-- START --

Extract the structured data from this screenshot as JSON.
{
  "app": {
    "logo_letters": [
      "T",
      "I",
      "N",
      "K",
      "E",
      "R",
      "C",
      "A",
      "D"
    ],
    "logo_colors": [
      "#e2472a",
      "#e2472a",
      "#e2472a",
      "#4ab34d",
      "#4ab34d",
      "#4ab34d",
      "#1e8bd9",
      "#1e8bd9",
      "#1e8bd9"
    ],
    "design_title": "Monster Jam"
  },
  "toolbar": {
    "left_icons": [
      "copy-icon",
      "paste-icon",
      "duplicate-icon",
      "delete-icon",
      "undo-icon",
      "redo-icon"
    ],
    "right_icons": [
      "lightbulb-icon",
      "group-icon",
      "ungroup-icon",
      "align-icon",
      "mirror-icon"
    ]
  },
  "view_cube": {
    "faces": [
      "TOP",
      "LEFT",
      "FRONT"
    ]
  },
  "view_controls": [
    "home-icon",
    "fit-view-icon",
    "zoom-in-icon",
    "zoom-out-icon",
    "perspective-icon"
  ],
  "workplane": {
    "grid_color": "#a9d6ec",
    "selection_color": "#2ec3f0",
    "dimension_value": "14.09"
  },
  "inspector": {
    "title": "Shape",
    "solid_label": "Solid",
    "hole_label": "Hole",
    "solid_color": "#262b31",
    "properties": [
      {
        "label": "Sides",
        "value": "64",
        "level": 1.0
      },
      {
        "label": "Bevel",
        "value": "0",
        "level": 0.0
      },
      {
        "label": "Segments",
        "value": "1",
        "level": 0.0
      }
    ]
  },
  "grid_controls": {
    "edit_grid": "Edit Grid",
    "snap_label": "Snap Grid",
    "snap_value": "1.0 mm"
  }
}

-- END --

PROBLEM DETAILS: Generate an exact reproduction of all entries.

RESPONSE FOR THIS EXERCISE:
Extract the structured data from this screenshot as JSON.
{
  "app": {
    "logo_letters": [
      "T",
      "I",
      "N",
      "K",
      "E",
      "R",
      "C",
      "A",
      "D"
    ],
    "logo_colors": [
      "#e2472a",
      "#e2472a",
      "#e2472a",
      "#4ab34d",
      "#4ab34d",
      "#4ab34d",
      "#1e8bd9",
      "#1e8bd9",
      "#1e8bd9"
    ],
    "design_title": "Monster Jam"
  },
  "toolbar": {
    "left_icons": [
      "copy-icon",
      "paste-icon",
      "duplicate-icon",
      "delete-icon",
      "undo-icon",
      "redo-icon"
    ],
    "right_icons": [
      "lightbulb-icon",
      "group-icon",
      "ungroup-icon",
      "align-icon",
      "mirror-icon"
    ]
  },
  "view_cube": {
    "faces": [
      "TOP",
      "LEFT",
      "FRONT"
    ]
  },
  "view_controls": [
    "home-icon",
    "fit-view-icon",
    "zoom-in-icon",
    "zoom-out-icon",
    "perspective-icon"
  ],
  "workplane": {
    "grid_color": "#a9d6ec",
    "selection_color": "#2ec3f0",
    "dimension_value": "14.09"
  },
  "inspector": {
    "title": "Shape",
    "solid_label": "Solid",
    "hole_label": "Hole",
    "solid_color": "#262b31",
    "properties": [
      {
        "label": "Sides",
        "value": "64",
        "level": 1.0
      },
      {
        "label": "Bevel",
        "value": "0",
        "level": 0.0
      },
      {
        "label": "Segments",
        "value": "1",
        "level": 0.0
      }
    ]
  },
  "grid_controls": {
    "edit_grid": "Edit Grid",
    "snap_label": "Snap Grid",
    "snap_value": "1.0 mm"
  }
}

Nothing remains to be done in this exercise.